◆ **To do**
Transcribe all the records with complete accuracy.
__________________________________________________
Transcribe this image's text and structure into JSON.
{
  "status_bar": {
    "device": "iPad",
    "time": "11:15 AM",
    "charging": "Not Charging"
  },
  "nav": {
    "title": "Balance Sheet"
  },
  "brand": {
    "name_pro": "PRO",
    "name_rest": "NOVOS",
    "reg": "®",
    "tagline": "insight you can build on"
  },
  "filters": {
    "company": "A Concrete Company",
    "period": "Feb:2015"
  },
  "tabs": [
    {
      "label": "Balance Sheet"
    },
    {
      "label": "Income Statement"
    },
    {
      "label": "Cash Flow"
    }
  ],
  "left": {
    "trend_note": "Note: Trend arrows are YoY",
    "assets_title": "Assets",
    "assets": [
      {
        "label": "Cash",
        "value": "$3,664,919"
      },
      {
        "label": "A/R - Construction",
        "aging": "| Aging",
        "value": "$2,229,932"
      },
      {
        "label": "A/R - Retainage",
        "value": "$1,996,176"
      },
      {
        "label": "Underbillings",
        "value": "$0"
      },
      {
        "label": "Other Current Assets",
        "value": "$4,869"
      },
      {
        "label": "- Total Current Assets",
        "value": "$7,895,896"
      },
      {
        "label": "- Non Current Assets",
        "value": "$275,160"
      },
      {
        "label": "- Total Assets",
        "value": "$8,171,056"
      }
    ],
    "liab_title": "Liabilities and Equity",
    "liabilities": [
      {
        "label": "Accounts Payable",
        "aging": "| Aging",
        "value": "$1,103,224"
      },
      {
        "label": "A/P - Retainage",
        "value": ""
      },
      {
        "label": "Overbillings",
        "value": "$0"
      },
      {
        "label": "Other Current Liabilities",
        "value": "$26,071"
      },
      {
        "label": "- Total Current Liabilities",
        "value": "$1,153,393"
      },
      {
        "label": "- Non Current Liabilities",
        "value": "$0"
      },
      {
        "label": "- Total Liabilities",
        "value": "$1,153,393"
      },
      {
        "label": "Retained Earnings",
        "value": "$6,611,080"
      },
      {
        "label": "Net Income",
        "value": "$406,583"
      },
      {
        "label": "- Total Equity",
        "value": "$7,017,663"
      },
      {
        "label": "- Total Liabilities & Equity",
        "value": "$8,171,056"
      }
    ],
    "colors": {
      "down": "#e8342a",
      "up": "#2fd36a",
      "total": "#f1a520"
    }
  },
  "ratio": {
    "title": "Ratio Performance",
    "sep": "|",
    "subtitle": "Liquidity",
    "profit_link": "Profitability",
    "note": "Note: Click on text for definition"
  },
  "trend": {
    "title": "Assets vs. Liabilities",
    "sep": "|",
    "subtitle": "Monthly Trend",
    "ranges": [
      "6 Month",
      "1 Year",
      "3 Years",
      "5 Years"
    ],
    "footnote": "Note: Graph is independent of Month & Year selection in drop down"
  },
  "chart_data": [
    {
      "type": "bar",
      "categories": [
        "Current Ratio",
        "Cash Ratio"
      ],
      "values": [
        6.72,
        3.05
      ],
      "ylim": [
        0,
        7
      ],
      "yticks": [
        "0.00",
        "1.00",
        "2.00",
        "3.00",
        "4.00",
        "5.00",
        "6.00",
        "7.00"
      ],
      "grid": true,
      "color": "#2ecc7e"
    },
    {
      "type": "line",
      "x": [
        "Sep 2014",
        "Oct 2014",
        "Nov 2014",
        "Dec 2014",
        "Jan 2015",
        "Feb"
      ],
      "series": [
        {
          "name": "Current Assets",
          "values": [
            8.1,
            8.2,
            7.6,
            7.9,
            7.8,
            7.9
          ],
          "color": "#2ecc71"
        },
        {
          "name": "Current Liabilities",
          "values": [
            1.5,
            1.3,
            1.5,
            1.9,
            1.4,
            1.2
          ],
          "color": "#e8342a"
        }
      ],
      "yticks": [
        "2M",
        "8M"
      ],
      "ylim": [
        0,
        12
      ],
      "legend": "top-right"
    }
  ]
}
__________________________________________________
◆ **Correct result**
Transcribe this image's text and structure into JSON.
{
  "status_bar": {
    "device": "iPad",
    "time": "11:15 AM",
    "charging": "Not Charging"
  },
  "nav": {
    "title": "Balance Sheet"
  },
  "brand": {
    "name_pro": "PRO",
    "name_rest": "NOVOS",
    "reg": "®",
    "tagline": "insight you can build on"
  },
  "filters": {
    "company": "A Concrete Company",
    "period": "Feb:2015"
  },
  "tabs": [
    {
      "label": "Balance Sheet"
    },
    {
      "label": "Income Statement"
    },
    {
      "label": "Cash Flow"
    }
  ],
  "left": {
    "trend_note": "Note: Trend arrows are YoY",
    "assets_title": "Assets",
    "assets": [
      {
        "label": "Cash",
        "value": "$3,664,919"
      },
      {
        "label": "A/R - Construction",
        "aging": "| Aging",
        "value": "$2,229,932"
      },
      {
        "label": "A/R - Retainage",
        "value": "$1,996,176"
      },
      {
        "label": "Underbillings",
        "value": "$0"
      },
      {
        "label": "Other Current Assets",
        "value": "$4,869"
      },
      {
        "label": "- Total Current Assets",
        "value": "$7,895,896"
      },
      {
        "label": "- Non Current Assets",
        "value": "$275,160"
      },
      {
        "label": "- Total Assets",
        "value": "$8,171,056"
      }
    ],
    "liab_title": "Liabilities and Equity",
    "liabilities": [
      {
        "label": "Accounts Payable",
        "aging": "| Aging",
        "value": "$1,103,224"
      },
      {
        "label": "A/P - Retainage",
        "value": ""
      },
      {
        "label": "Overbillings",
        "value": "$0"
      },
      {
        "label": "Other Current Liabilities",
        "value": "$26,071"
      },
      {
        "label": "- Total Current Liabilities",
        "value": "$1,153,393"
      },
      {
        "label": "- Non Current Liabilities",
        "value": "$0"
      },
      {
        "label": "- Total Liabilities",
        "value": "$1,153,393"
      },
      {
        "label": "Retained Earnings",
        "value": "$6,611,080"
      },
      {
        "label": "Net Income",
        "value": "$406,583"
      },
      {
        "label": "- Total Equity",
        "value": "$7,017,663"
      },
      {
        "label": "- Total Liabilities & Equity",
        "value": "$8,171,056"
      }
    ],
    "colors": {
      "down": "#e8342a",
      "up": "#2fd36a",
      "total": "#f1a520"
    }
  },
  "ratio": {
    "title": "Ratio Performance",
    "sep": "|",
    "subtitle": "Liquidity",
    "profit_link": "Profitability",
    "note": "Note: Click on text for definition"
  },
  "trend": {
    "title": "Assets vs. Liabilities",
    "sep": "|",
    "subtitle": "Monthly Trend",
    "ranges": [
      "6 Month",
      "1 Year",
      "3 Years",
      "5 Years"
    ],
    "footnote": "Note: Graph is independent of Month & Year selection in drop down"
  },
  "chart_data": [
    {
      "type": "bar",
      "categories": [
        "Current Ratio",
        "Cash Ratio"
      ],
      "values": [
        6.72,
        3.05
      ],
      "ylim": [
        0,
        7
      ],
      "yticks": [
        "0.00",
        "1.00",
        "2.00",
        "3.00",
        "4.00",
        "5.00",
        "6.00",
        "7.00"
      ],
      "grid": true,
      "color": "#2ecc7e"
    },
    {
      "type": "line",
      "x": [
        "Sep 2014",
        "Oct 2014",
        "Nov 2014",
        "Dec 2014",
        "Jan 2015",
        "Feb"
      ],
      "series": [
        {
          "name": "Current Assets",
          "values": [
            8.1,
            8.2,
            7.6,
            7.9,
            7.8,
            7.9
          ],
          "color": "#2ecc71"
        },
        {
          "name": "Current Liabilities",
          "values": [
            1.5,
            1.3,
            1.5,
            1.9,
            1.4,
            1.2
          ],
          "color": "#e8342a"
        }
      ],
      "yticks": [
        "2M",
        "8M"
      ],
      "ylim": [
        0,
        12
      ],
      "legend": "top-right"
    }
  ]
}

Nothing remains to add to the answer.